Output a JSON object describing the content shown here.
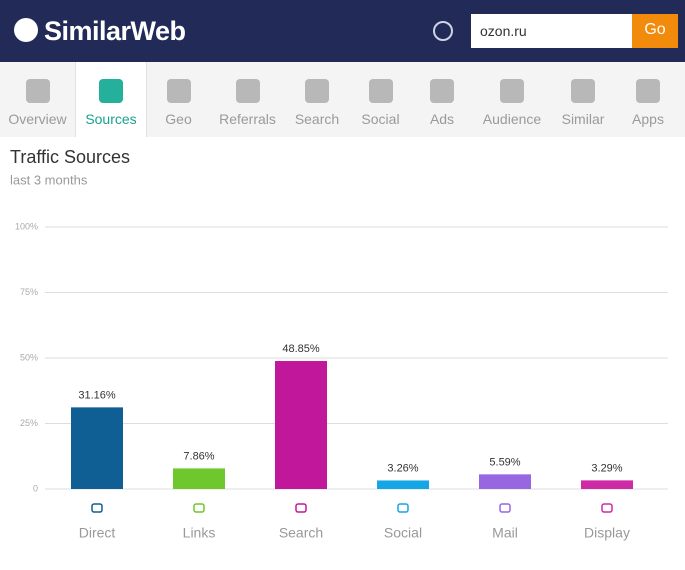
{
  "header": {
    "logo": "SimilarWeb",
    "search_value": "ozon.ru",
    "button": "Go"
  },
  "nav": {
    "tabs": [
      "Overview",
      "Sources",
      "Geo",
      "Referrals",
      "Search",
      "Social",
      "Ads",
      "Audience",
      "Similar",
      "Apps"
    ]
  },
  "chart_data": {
    "type": "bar",
    "title": "Traffic Sources",
    "subtitle": "last 3 months",
    "categories": [
      "Direct",
      "Links",
      "Search",
      "Social",
      "Mail",
      "Display"
    ],
    "values": [
      31.16,
      7.86,
      48.85,
      3.26,
      5.59,
      3.29
    ],
    "value_labels": [
      "31.16%",
      "7.86%",
      "48.85%",
      "3.26%",
      "5.59%",
      "3.29%"
    ],
    "colors": [
      "#0f5f95",
      "#6ec72d",
      "#c1189b",
      "#15a6e6",
      "#9667e0",
      "#cf2aa5"
    ],
    "ylim": [
      0,
      100
    ],
    "yticks": [
      0,
      {
        "value": 25,
        "label": "25%"
      },
      {
        "value": 50,
        "label": "50%"
      },
      {
        "value": 75,
        "label": "75%"
      },
      {
        "value": 100,
        "label": "100%"
      }
    ],
    "grid": true
  }
}
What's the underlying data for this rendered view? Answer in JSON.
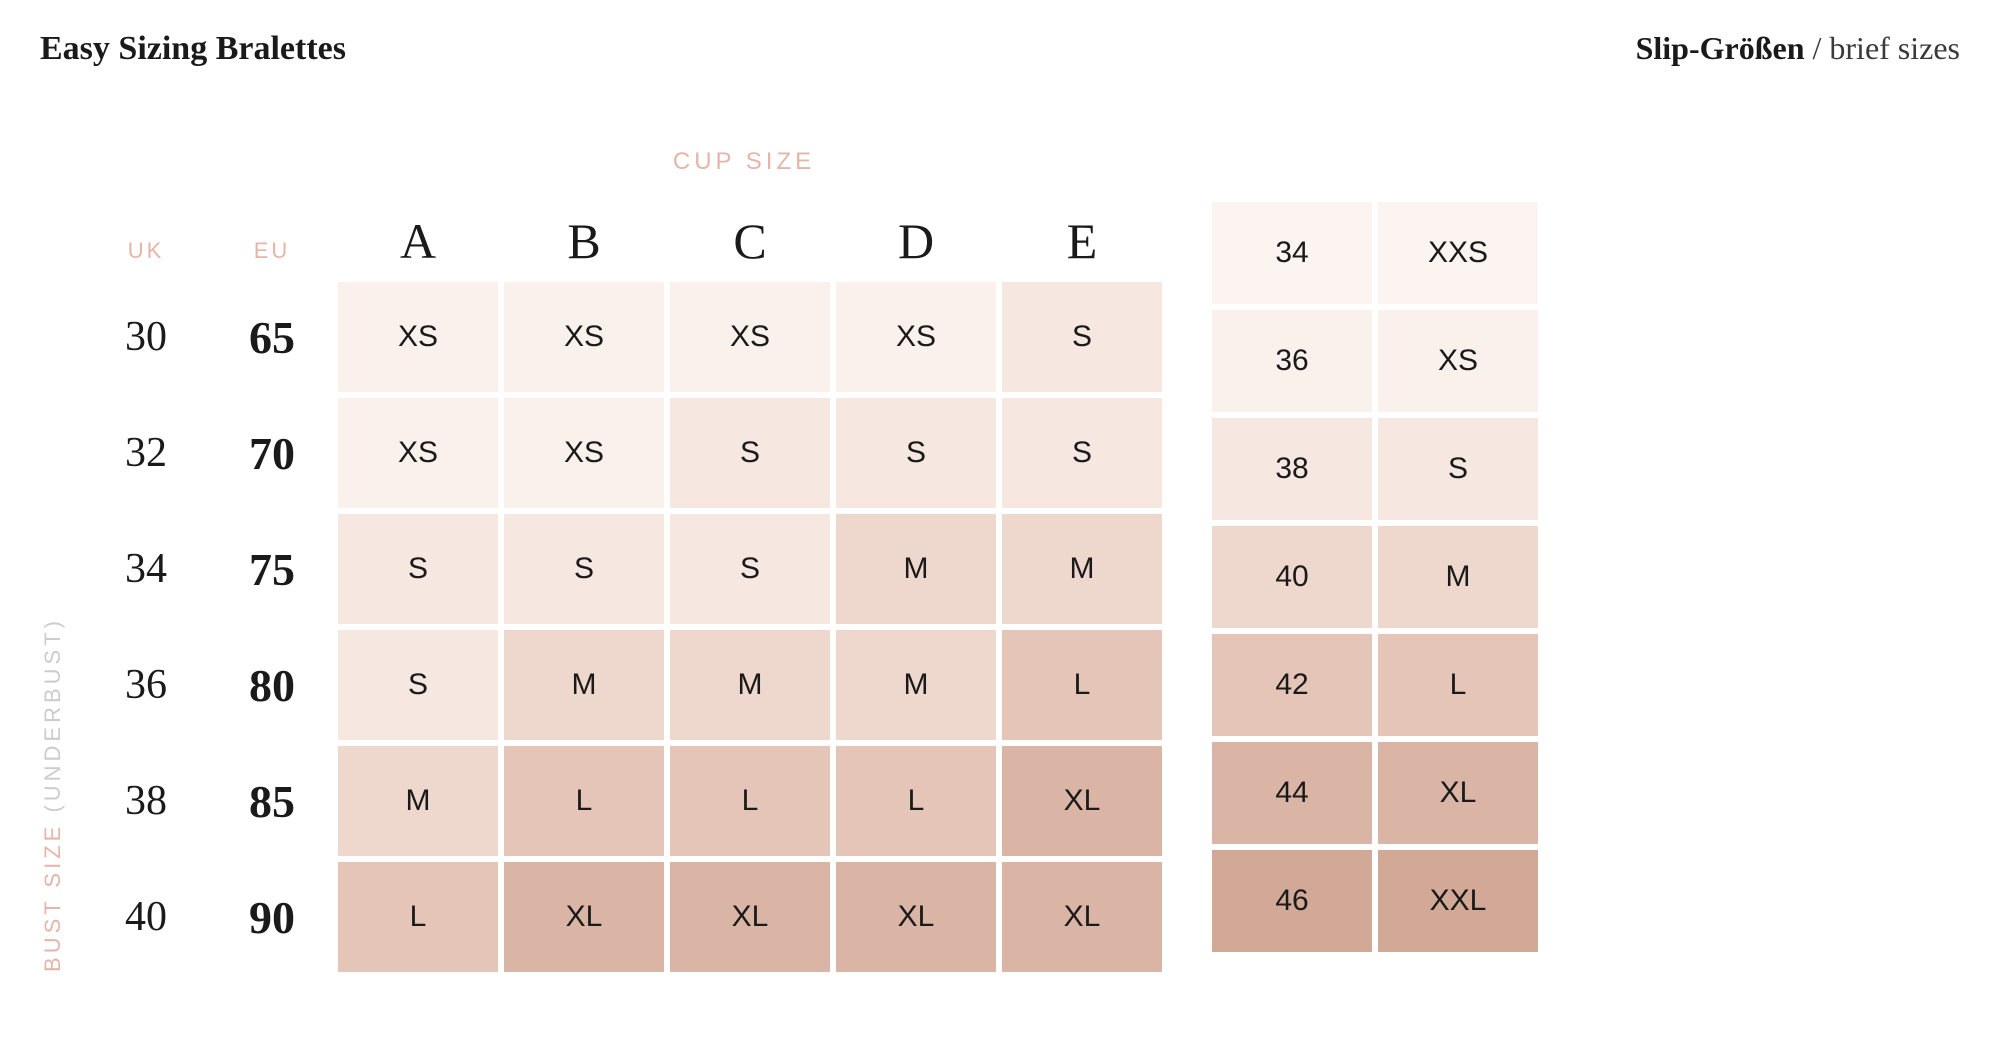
******************************
_EXERCISE DIRECTIONS_: From the entries, report each line that includes the word "JSON".

_THE COMPLETED TASK_:
Output a JSON object describing the content shown here.
What's the underlying data for this rendered view? Answer in JSON.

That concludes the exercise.